Thoughts on American Romantics
American Romantics was 2018-2019 season opening concert.
Noree Chamber Soloists’s season opening concert is titled “American Romantics.” The word “romantics” is clearly not an indication of the historical period of Romanticism; in fact, many of the composers featured in this program are considered modernists, their musical languages steeped in the twentieth-century experimental spirit and dissonant sounds. The title is, rather, an indication of the affection toward America that each of the composers on the program shows through their music, whether as a celebration of rich American musical sources, a candid criticism of the bare realities of America, or a heartfelt reflection of the country’s customs and history. With this program, Noree Chamber Soloists acknowledges and celebrates the eclecticism that is paramount to American culture and music.
Throughout his directorship at the National Conservatory of Music of America, the Czech composer Antonín Dvořák (1841-1904) encouraged American composers to draw from native American musical idioms. Having gathered, zealously, African American spirituals and plantation songs himself, Dvořák mixed the spirit of American native music with his bohemian sensitivities in his “American-themed” works such as the "New World" Symphony (1893) and the "American" String Quartet (1893). He was also optimistic about the future of American music, a sentiment expressed in his valedictory essay, “Music in America,” in 1895: “I must give full expression to my firm conviction, and to the hope that just as this nation has already surpassed so many others in marvelous inventions and feats of engineering and commerce, and has made an honorable place for itself in literature in one short century, so it must assert itself in the other arts, and especially in the art of music.”

▸ Request A
In the entries, turn the lines from the one containing "scroll-left-button[interactable]: B —" through the one containing "candle[interactable] — [33, 360, 37, 383]", both included, into a JSON list of strings with one string per line and blank lines left out.
The entries that follow have no connection to the concert program note.

Listings of boxed layout items

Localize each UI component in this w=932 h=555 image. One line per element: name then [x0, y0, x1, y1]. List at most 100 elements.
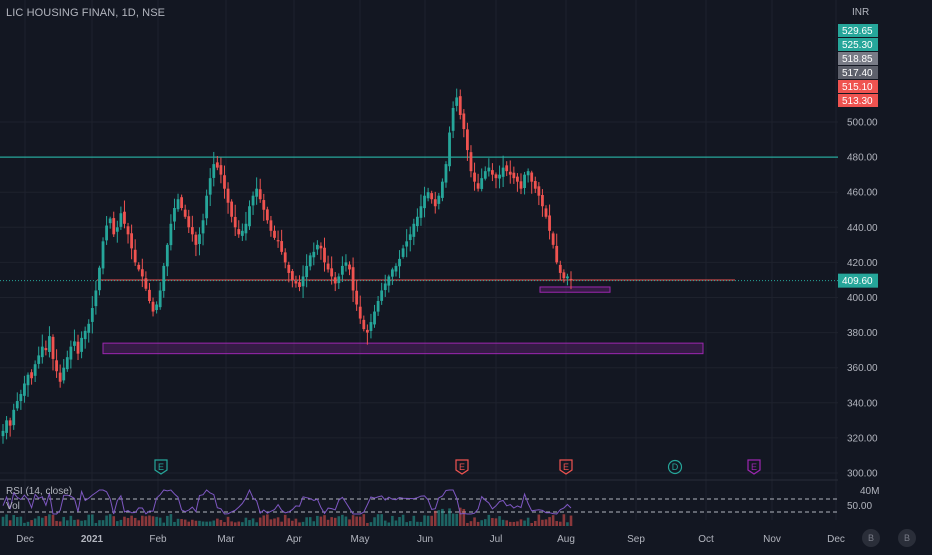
scroll-left-button[interactable]: B — [862, 529, 880, 547]
candle[interactable] — [373, 304, 376, 328]
candle[interactable] — [233, 204, 237, 236]
candle[interactable] — [294, 275, 298, 288]
candle[interactable] — [26, 372, 30, 397]
candle[interactable] — [376, 296, 380, 316]
candle[interactable] — [123, 200, 126, 229]
candle[interactable] — [244, 211, 248, 241]
candle[interactable] — [73, 329, 76, 352]
candle[interactable] — [137, 262, 141, 272]
candle[interactable] — [340, 256, 344, 283]
candle[interactable] — [155, 301, 159, 314]
candle[interactable] — [162, 263, 166, 298]
candle[interactable] — [430, 190, 434, 204]
candle[interactable] — [530, 170, 534, 194]
candle[interactable] — [223, 165, 226, 199]
candle[interactable] — [148, 282, 151, 304]
candle[interactable] — [237, 220, 241, 238]
candle[interactable] — [390, 267, 394, 285]
candle[interactable] — [458, 89, 462, 120]
earnings-event-marker[interactable]: E — [559, 459, 573, 475]
candle[interactable] — [173, 198, 176, 231]
candle[interactable] — [5, 416, 8, 440]
candle[interactable] — [180, 194, 184, 211]
candle[interactable] — [369, 313, 373, 339]
candle[interactable] — [276, 230, 280, 248]
candle[interactable] — [273, 225, 276, 240]
candle[interactable] — [512, 166, 516, 184]
candle[interactable] — [240, 223, 244, 241]
candle[interactable] — [1, 423, 5, 444]
candle[interactable] — [119, 206, 123, 230]
candle[interactable] — [15, 392, 19, 411]
candle[interactable] — [80, 331, 83, 359]
candle[interactable] — [312, 242, 316, 266]
candle[interactable] — [76, 334, 80, 361]
earnings-event-marker[interactable]: E — [154, 459, 168, 475]
candle[interactable] — [51, 334, 55, 371]
candle[interactable] — [505, 161, 509, 177]
candle[interactable] — [33, 360, 37, 383]
candle[interactable] — [566, 273, 569, 286]
candle[interactable] — [358, 295, 362, 324]
candle[interactable] — [301, 265, 305, 299]
candle[interactable] — [333, 272, 337, 292]
candle[interactable] — [569, 271, 573, 290]
candle[interactable] — [415, 208, 419, 232]
candle[interactable] — [383, 274, 387, 297]
candle[interactable] — [258, 178, 262, 203]
candle[interactable] — [323, 237, 326, 272]
demand-zone[interactable] — [539, 286, 611, 293]
candle[interactable] — [437, 193, 441, 210]
scroll-right-button[interactable]: B — [898, 529, 916, 547]
candle[interactable] — [183, 204, 187, 219]
candle[interactable] — [362, 315, 366, 332]
candle[interactable] — [8, 417, 12, 437]
candle[interactable] — [40, 334, 44, 364]
candle[interactable] — [251, 191, 255, 215]
candle[interactable] — [226, 182, 230, 214]
candle[interactable] — [55, 349, 58, 378]
candle[interactable] — [187, 209, 191, 234]
candle[interactable] — [319, 242, 323, 260]
candle[interactable] — [419, 194, 423, 226]
candle[interactable] — [12, 403, 16, 430]
candle[interactable] — [205, 189, 209, 226]
candle[interactable] — [19, 389, 23, 410]
candle[interactable] — [58, 364, 62, 388]
candle[interactable] — [269, 215, 273, 237]
candle[interactable] — [283, 248, 287, 269]
candle[interactable] — [380, 282, 384, 305]
candle[interactable] — [37, 346, 41, 369]
earnings-event-marker[interactable]: D — [667, 459, 683, 475]
candle[interactable] — [208, 168, 212, 207]
candle[interactable] — [398, 250, 401, 279]
candle[interactable] — [387, 274, 391, 293]
candle[interactable] — [541, 189, 544, 217]
candle[interactable] — [133, 239, 137, 266]
candle[interactable] — [548, 204, 551, 240]
candle[interactable] — [401, 244, 405, 259]
candle[interactable] — [433, 191, 437, 214]
candle[interactable] — [483, 166, 487, 181]
candle[interactable] — [494, 172, 498, 189]
candle[interactable] — [412, 218, 416, 246]
candle[interactable] — [194, 231, 198, 257]
candle[interactable] — [487, 158, 491, 177]
candle[interactable] — [365, 324, 369, 345]
candle[interactable] — [348, 261, 351, 276]
candle[interactable] — [498, 165, 501, 189]
candle[interactable] — [87, 319, 91, 343]
candle[interactable] — [408, 226, 412, 252]
candle[interactable] — [190, 215, 194, 242]
candle[interactable] — [526, 168, 530, 183]
candle[interactable] — [451, 101, 455, 139]
candle[interactable] — [23, 375, 26, 403]
candle[interactable] — [405, 229, 409, 258]
candle[interactable] — [455, 88, 459, 112]
demand-zone[interactable] — [102, 342, 704, 355]
candle[interactable] — [62, 359, 66, 384]
rsi-indicator-label[interactable]: RSI (14, close) — [6, 486, 73, 497]
candle[interactable] — [151, 297, 155, 317]
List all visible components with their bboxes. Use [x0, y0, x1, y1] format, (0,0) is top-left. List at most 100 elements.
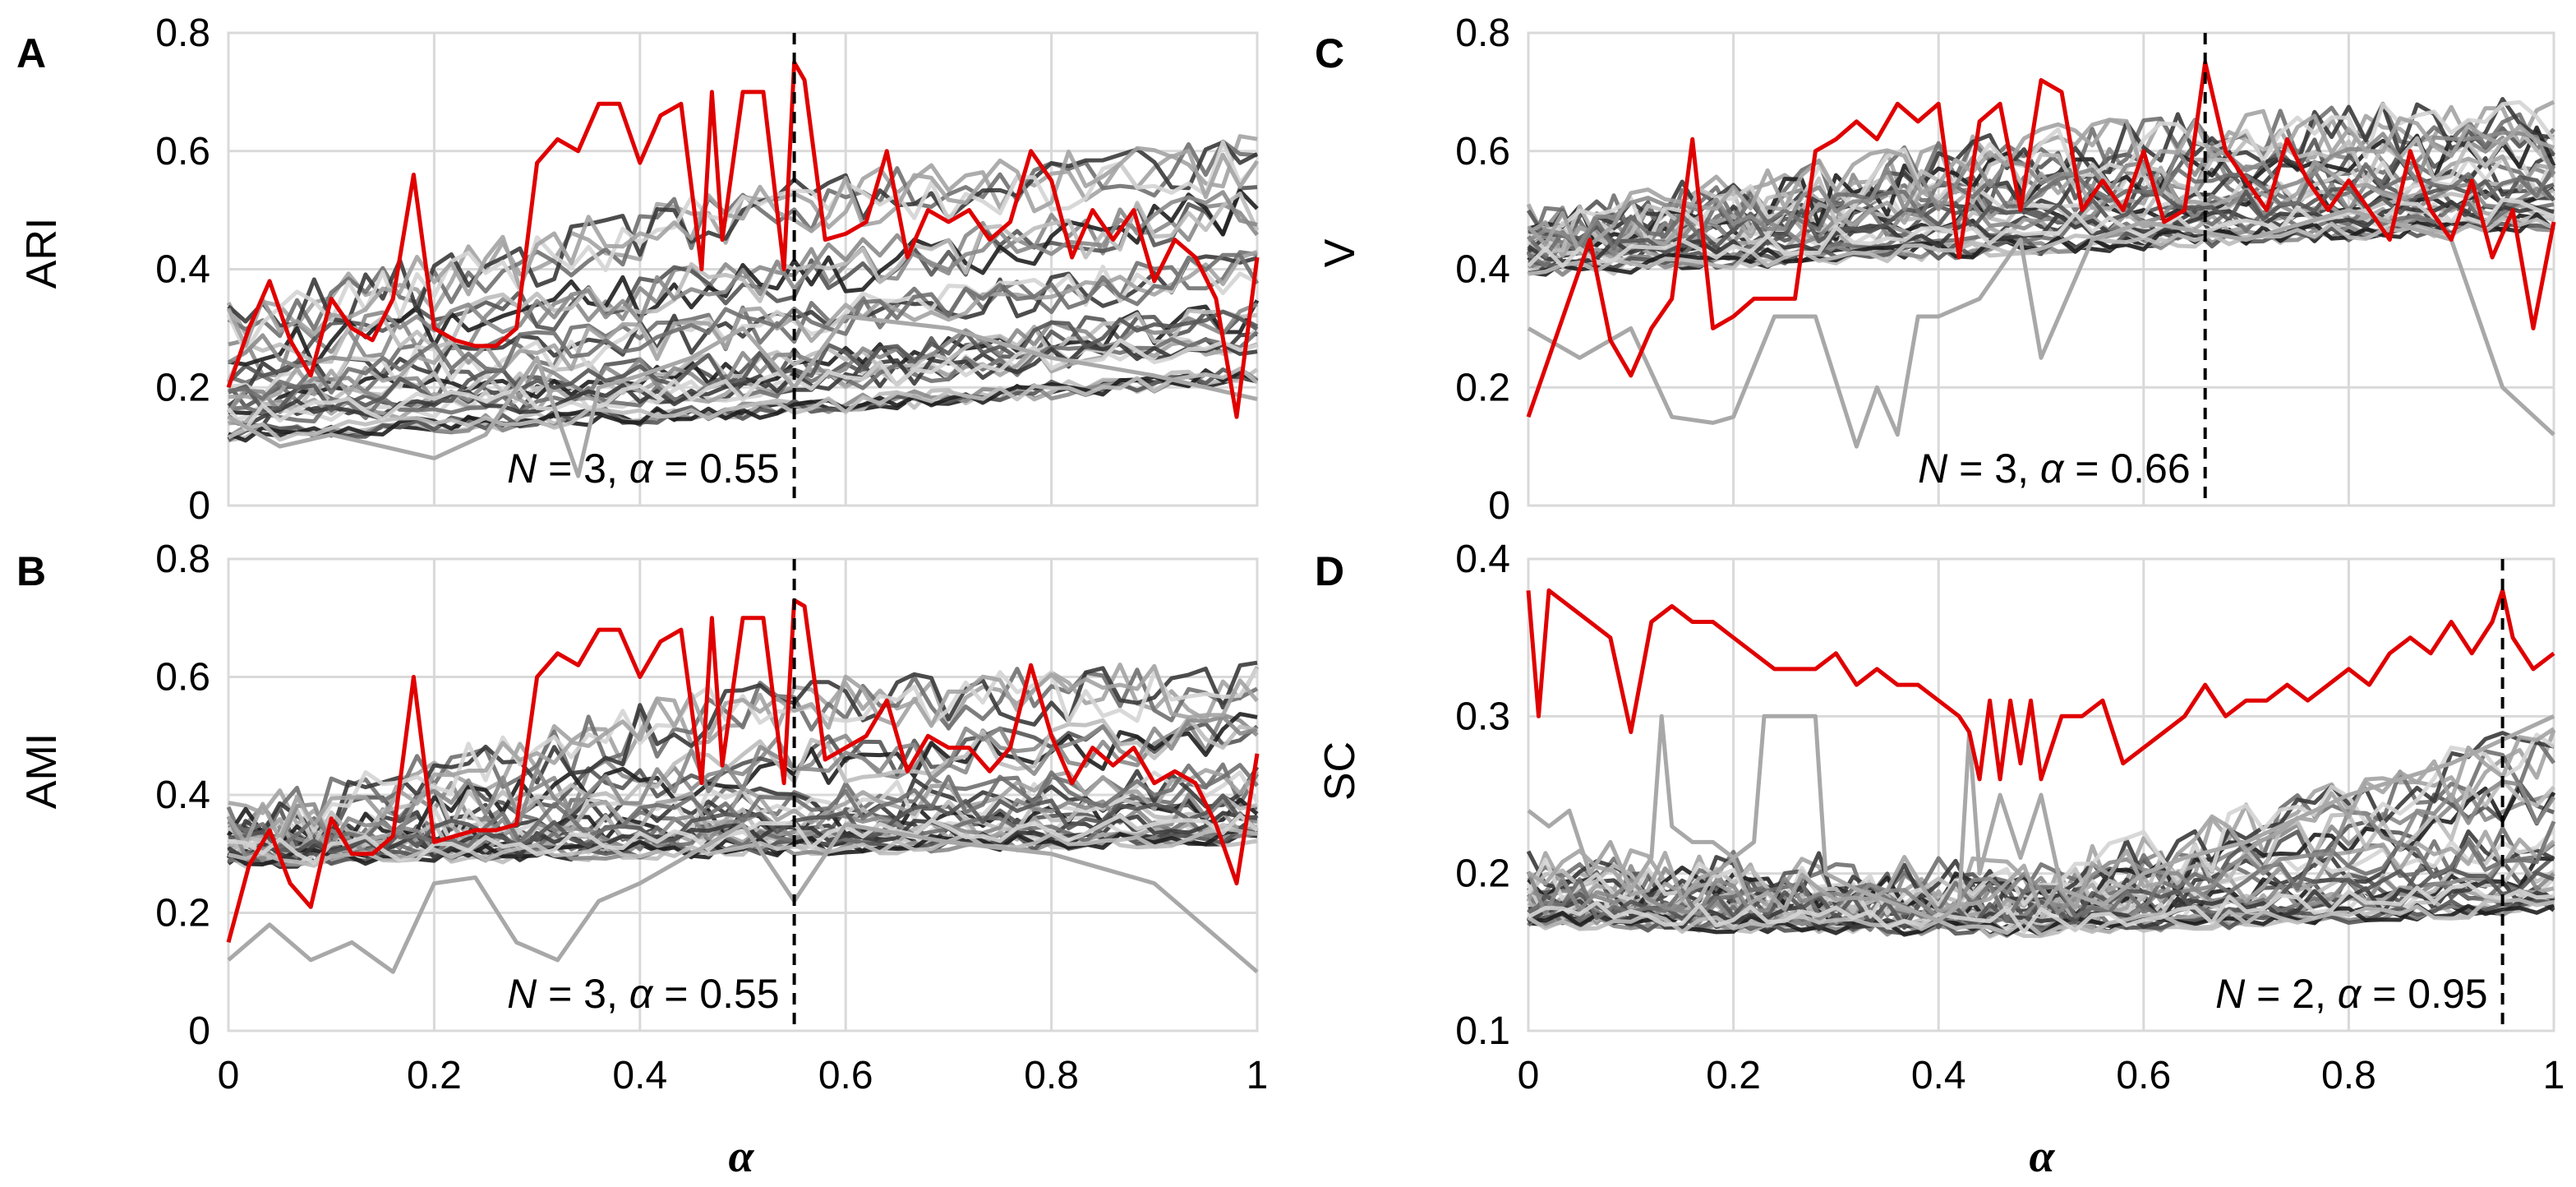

▸ Request B
Go on with the concert program note about "American Romantics" from the point where it stops.

▸ Answer A
[
  "scroll-left-button[interactable]: B — [862, 529, 880, 547]",
  "candle[interactable] — [373, 304, 376, 328]",
  "candle[interactable] — [233, 204, 237, 236]",
  "candle[interactable] — [294, 275, 298, 288]",
  "candle[interactable] — [26, 372, 30, 397]",
  "candle[interactable] — [376, 296, 380, 316]",
  "candle[interactable] — [123, 200, 126, 229]",
  "candle[interactable] — [244, 211, 248, 241]",
  "candle[interactable] — [73, 329, 76, 352]",
  "candle[interactable] — [137, 262, 141, 272]",
  "candle[interactable] — [340, 256, 344, 283]",
  "candle[interactable] — [155, 301, 159, 314]",
  "candle[interactable] — [162, 263, 166, 298]",
  "candle[interactable] — [430, 190, 434, 204]",
  "candle[interactable] — [530, 170, 534, 194]",
  "candle[interactable] — [223, 165, 226, 199]",
  "candle[interactable] — [148, 282, 151, 304]",
  "candle[interactable] — [237, 220, 241, 238]",
  "candle[interactable] — [390, 267, 394, 285]",
  "candle[interactable] — [458, 89, 462, 120]",
  "earnings-event-marker[interactable]: E — [559, 459, 573, 475]",
  "candle[interactable] — [173, 198, 176, 231]",
  "candle[interactable] — [5, 416, 8, 440]",
  "candle[interactable] — [180, 194, 184, 211]",
  "candle[interactable] — [369, 313, 373, 339]",
  "candle[interactable] — [276, 230, 280, 248]",
  "candle[interactable] — [273, 225, 276, 240]",
  "candle[interactable] — [512, 166, 516, 184]",
  "candle[interactable] — [240, 223, 244, 241]",
  "candle[interactable] — [1, 423, 5, 444]",
  "candle[interactable] — [119, 206, 123, 230]",
  "candle[interactable] — [15, 392, 19, 411]",
  "candle[interactable] — [80, 331, 83, 359]",
  "candle[interactable] — [312, 242, 316, 266]",
  "candle[interactable] — [76, 334, 80, 361]",
  "earnings-event-marker[interactable]: E — [154, 459, 168, 475]",
  "candle[interactable] — [51, 334, 55, 371]",
  "candle[interactable] — [505, 161, 509, 177]",
  "candle[interactable] — [33, 360, 37, 383]"
]

▸ Answer B
American musical scene flourished, as Dvořák had prophesied, but embraced far more diverse musical idioms than he would have ever imagined. Sunrise (1921) is the last composition by Charles Ives (1874-1954), who created exhilaratingly dissonant polyphonies from the various musical styles that he encountered in his Connecticut hometown, such as band music, hymns, and popular songs. In Chinaman, Laundryman (1932), Ruth Crawford Seeger (1901-1953) provided a scathing portrayal of an immigrant Chinese laundry worker. The song is a powerful reminder of the importance of immigration in this country. Samuel Barber’s (1910-1981) passionate, heart-wrenching Adagio for Strings (1936), with its solemnness, has become one of the most frequently performed in America’s public memorials. Roy Harris (1898-1979), who frequently explored American subjects in his music, painted the burdens of the modern world entrusted to one of America’s most respected leaders in Abraham Lincoln Walks at Midnight (1954). John Corigliano’s (b. 1938) A Black November Turkey (1972/2006) resonates as an acknowledgment of a seemingly humdrum American custom: the work’s literary catalyst, Richard Wilbur’s eponymous poem, portrays “a sad and endless futility, a celebrated and unnoticed death.” William Bolcom (b. 1938) combined jagged rhythms of ragtime, whose roots are in African American music, with elegant melodies and harmonies in his Three Rags for String Quartet (1989).
Jung-Min Mina Lee, Resident Musicologist
John Corigliano A Black November Turkey (1972/2003)
William Bolcom Three Rags (1989)
Charles Ives Sunrise for Voice, Violin, and Piano (1921)
Ruth Crawford Seeger Chinaman, Laundryman (1932)
Dvorak String Quartet No. 12 in F Major, Opus 96 “American” (1893)
Roy Harris Abraham Lincoln Walks at Midnight (1954)
Samuel Barber Adagio, from String Quartet, Opus 11 (1936)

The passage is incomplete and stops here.